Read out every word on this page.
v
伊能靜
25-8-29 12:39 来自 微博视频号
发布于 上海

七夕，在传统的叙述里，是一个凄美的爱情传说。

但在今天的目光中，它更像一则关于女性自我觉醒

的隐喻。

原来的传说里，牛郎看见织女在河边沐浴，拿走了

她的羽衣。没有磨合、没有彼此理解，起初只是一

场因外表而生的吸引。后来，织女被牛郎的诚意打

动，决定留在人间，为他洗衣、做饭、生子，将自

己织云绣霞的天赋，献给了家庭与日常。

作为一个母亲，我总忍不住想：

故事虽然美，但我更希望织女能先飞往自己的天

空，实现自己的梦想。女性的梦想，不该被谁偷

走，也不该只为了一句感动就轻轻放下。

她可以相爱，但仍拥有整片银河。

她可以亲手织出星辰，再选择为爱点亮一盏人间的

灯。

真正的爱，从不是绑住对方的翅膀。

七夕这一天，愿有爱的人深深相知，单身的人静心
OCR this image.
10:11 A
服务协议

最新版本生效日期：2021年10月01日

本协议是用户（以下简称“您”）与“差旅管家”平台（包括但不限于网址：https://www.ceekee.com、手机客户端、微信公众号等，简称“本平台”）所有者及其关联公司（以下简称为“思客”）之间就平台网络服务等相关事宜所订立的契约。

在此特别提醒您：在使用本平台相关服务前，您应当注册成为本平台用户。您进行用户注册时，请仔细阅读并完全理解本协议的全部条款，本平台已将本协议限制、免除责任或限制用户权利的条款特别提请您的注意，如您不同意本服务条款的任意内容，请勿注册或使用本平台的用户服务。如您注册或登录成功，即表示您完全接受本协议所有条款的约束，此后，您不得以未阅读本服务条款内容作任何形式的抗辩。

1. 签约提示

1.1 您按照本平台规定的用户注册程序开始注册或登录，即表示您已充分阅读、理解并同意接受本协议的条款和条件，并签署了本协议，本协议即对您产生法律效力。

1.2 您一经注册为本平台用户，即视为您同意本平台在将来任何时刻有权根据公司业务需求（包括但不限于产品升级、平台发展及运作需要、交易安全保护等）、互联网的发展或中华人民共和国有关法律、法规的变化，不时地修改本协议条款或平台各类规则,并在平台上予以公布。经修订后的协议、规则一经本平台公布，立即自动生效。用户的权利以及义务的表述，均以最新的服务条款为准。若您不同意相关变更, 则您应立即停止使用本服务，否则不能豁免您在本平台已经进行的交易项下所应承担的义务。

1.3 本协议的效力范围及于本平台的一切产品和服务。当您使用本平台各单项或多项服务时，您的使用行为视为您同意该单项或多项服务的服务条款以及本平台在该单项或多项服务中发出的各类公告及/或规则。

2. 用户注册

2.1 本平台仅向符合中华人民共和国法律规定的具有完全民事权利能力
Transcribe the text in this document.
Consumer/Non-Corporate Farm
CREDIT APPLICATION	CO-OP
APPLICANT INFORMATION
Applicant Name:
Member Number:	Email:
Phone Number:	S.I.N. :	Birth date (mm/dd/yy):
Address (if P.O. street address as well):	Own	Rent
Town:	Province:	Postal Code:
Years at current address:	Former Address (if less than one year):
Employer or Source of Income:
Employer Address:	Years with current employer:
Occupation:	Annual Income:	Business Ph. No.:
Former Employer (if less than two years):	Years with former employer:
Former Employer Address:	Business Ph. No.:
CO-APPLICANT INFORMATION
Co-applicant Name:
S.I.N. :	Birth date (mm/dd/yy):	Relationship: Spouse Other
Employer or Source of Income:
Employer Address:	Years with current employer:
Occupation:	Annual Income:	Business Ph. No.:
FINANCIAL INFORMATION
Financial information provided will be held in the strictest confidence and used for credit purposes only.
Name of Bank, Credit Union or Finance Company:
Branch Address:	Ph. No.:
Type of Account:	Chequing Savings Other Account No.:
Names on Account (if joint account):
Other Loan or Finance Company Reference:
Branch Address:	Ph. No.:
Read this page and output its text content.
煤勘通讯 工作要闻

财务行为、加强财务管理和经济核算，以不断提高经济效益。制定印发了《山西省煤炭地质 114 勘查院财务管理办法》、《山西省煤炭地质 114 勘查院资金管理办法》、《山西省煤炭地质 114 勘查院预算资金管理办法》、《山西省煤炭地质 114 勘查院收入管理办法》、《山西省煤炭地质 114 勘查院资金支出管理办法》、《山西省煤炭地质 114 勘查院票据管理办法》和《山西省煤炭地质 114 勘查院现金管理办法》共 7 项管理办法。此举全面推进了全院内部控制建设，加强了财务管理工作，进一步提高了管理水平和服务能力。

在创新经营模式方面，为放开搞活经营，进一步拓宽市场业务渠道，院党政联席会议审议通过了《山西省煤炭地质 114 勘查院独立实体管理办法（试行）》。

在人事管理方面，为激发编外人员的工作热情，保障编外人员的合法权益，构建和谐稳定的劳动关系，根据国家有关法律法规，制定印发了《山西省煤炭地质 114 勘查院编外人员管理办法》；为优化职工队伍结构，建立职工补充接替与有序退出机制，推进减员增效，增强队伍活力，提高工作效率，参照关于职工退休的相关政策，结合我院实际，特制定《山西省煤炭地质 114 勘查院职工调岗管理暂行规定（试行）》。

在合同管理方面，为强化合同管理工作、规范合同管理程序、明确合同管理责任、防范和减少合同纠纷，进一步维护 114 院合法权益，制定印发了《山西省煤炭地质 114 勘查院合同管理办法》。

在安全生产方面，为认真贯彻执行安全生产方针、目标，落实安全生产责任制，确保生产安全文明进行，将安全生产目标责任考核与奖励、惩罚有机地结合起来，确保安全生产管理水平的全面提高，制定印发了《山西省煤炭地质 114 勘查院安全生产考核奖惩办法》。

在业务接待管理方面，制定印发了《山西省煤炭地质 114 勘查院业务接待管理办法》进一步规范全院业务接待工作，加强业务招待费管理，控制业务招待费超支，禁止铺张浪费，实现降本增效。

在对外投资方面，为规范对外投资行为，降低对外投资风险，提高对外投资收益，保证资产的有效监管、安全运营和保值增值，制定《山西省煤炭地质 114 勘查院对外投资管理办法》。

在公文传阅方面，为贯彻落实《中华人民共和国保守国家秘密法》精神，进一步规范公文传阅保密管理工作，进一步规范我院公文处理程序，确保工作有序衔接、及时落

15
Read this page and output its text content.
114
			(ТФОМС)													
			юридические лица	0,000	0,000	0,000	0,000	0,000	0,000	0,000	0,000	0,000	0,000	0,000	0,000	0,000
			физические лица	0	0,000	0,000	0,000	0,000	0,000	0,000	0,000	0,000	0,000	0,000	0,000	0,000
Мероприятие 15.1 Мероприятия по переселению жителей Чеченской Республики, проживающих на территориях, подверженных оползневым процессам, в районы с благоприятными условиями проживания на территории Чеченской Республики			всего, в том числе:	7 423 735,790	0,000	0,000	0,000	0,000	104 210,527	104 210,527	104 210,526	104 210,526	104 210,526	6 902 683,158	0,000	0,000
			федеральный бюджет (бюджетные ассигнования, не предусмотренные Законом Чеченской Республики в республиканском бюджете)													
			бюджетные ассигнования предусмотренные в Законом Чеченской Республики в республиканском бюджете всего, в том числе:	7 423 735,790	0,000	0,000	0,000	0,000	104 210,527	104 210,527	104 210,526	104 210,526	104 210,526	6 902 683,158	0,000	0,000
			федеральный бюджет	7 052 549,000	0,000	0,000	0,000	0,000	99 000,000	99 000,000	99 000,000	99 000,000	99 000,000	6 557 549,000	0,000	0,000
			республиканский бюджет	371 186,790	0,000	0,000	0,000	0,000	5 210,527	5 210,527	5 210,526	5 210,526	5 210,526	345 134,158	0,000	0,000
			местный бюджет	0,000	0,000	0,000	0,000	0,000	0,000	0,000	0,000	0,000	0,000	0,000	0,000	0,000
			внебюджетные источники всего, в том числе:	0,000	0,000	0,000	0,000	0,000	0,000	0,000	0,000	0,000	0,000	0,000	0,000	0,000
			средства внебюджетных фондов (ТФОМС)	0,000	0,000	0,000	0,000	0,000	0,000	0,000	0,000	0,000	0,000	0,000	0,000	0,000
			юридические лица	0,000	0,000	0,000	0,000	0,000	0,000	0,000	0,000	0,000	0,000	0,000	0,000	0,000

GIVEN PROBLEM: Copy each line of the records containing the string "制定印发了".

WORKED ANSWER:
财务行为、加强财务管理和经济核算，以不断提高经济效益。制定印发了《山西省煤炭地质 114 勘查院财务管理办法》、《山西省煤炭地质 114 勘查院资金管理办法》、《山西省煤炭地质 114 勘查院预算资金管理办法》、《山西省煤炭地质 114 勘查院收入管理办法》、《山西省煤炭地质 114 勘查院资金支出管理办法》、《山西省煤炭地质 114 勘查院票据管理办法》和《山西省煤炭地质 114 勘查院现金管理办法》共 7 项管理办法。此举全面推进了全院内部控制建设，加强了财务管理工作，进一步提高了管理水平和服务能力。
在人事管理方面，为激发编外人员的工作热情，保障编外人员的合法权益，构建和谐稳定的劳动关系，根据国家有关法律法规，制定印发了《山西省煤炭地质 114 勘查院编外人员管理办法》；为优化职工队伍结构，建立职工补充接替与有序退出机制，推进减员增效，增强队伍活力，提高工作效率，参照关于职工退休的相关政策，结合我院实际，特制定《山西省煤炭地质 114 勘查院职工调岗管理暂行规定（试行）》。
在合同管理方面，为强化合同管理工作、规范合同管理程序、明确合同管理责任、防范和减少合同纠纷，进一步维护 114 院合法权益，制定印发了《山西省煤炭地质 114 勘查院合同管理办法》。
在安全生产方面，为认真贯彻执行安全生产方针、目标，落实安全生产责任制，确保生产安全文明进行，将安全生产目标责任考核与奖励、惩罚有机地结合起来，确保安全生产管理水平的全面提高，制定印发了《山西省煤炭地质 114 勘查院安全生产考核奖惩办法》。
在业务接待管理方面，制定印发了《山西省煤炭地质 114 勘查院业务接待管理办法》进一步规范全院业务接待工作，加强业务招待费管理，控制业务招待费超支，禁止铺张浪费，实现降本增效。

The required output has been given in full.